=== SET EXERCISE ===
Copy the data word for word, keeping every line.

=== GIVEN INFORMATION ===
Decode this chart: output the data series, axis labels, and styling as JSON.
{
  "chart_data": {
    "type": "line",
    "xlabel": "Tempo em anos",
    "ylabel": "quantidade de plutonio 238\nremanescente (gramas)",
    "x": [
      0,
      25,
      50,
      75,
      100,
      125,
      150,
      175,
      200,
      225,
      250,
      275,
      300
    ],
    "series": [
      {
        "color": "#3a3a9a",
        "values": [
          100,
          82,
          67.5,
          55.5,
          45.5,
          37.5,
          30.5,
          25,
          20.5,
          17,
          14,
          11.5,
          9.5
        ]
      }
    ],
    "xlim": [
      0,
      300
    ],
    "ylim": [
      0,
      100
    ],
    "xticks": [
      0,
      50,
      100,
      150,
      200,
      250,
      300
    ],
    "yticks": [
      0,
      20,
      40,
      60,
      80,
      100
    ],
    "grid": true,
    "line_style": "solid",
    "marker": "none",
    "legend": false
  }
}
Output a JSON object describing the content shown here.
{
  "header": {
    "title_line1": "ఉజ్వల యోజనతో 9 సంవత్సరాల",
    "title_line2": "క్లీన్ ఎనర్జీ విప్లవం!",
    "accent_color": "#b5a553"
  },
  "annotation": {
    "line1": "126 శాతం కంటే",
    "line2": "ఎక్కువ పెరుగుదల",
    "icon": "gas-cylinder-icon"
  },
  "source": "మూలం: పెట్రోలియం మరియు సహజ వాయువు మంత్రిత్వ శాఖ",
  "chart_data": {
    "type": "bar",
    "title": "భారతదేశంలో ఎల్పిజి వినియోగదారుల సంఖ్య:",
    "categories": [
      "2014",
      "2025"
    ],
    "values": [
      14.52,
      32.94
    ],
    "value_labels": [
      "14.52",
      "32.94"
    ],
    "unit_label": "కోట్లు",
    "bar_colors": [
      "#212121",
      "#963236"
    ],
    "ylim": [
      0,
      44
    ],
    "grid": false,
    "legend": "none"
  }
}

=== SOLUTION BELOW ===
Decode this chart: output the data series, axis labels, and styling as JSON.
{
  "chart_data": {
    "type": "line",
    "xlabel": "Tempo em anos",
    "ylabel": "quantidade de plutonio 238\nremanescente (gramas)",
    "x": [
      0,
      25,
      50,
      75,
      100,
      125,
      150,
      175,
      200,
      225,
      250,
      275,
      300
    ],
    "series": [
      {
        "color": "#3a3a9a",
        "values": [
          100,
          82,
          67.5,
          55.5,
          45.5,
          37.5,
          30.5,
          25,
          20.5,
          17,
          14,
          11.5,
          9.5
        ]
      }
    ],
    "xlim": [
      0,
      300
    ],
    "ylim": [
      0,
      100
    ],
    "xticks": [
      0,
      50,
      100,
      150,
      200,
      250,
      300
    ],
    "yticks": [
      0,
      20,
      40,
      60,
      80,
      100
    ],
    "grid": true,
    "line_style": "solid",
    "marker": "none",
    "legend": false
  }
}
Output a JSON object describing the content shown here.
{
  "header": {
    "title_line1": "ఉజ్వల యోజనతో 9 సంవత్సరాల",
    "title_line2": "క్లీన్ ఎనర్జీ విప్లవం!",
    "accent_color": "#b5a553"
  },
  "annotation": {
    "line1": "126 శాతం కంటే",
    "line2": "ఎక్కువ పెరుగుదల",
    "icon": "gas-cylinder-icon"
  },
  "source": "మూలం: పెట్రోలియం మరియు సహజ వాయువు మంత్రిత్వ శాఖ",
  "chart_data": {
    "type": "bar",
    "title": "భారతదేశంలో ఎల్పిజి వినియోగదారుల సంఖ్య:",
    "categories": [
      "2014",
      "2025"
    ],
    "values": [
      14.52,
      32.94
    ],
    "value_labels": [
      "14.52",
      "32.94"
    ],
    "unit_label": "కోట్లు",
    "bar_colors": [
      "#212121",
      "#963236"
    ],
    "ylim": [
      0,
      44
    ],
    "grid": false,
    "legend": "none"
  }
}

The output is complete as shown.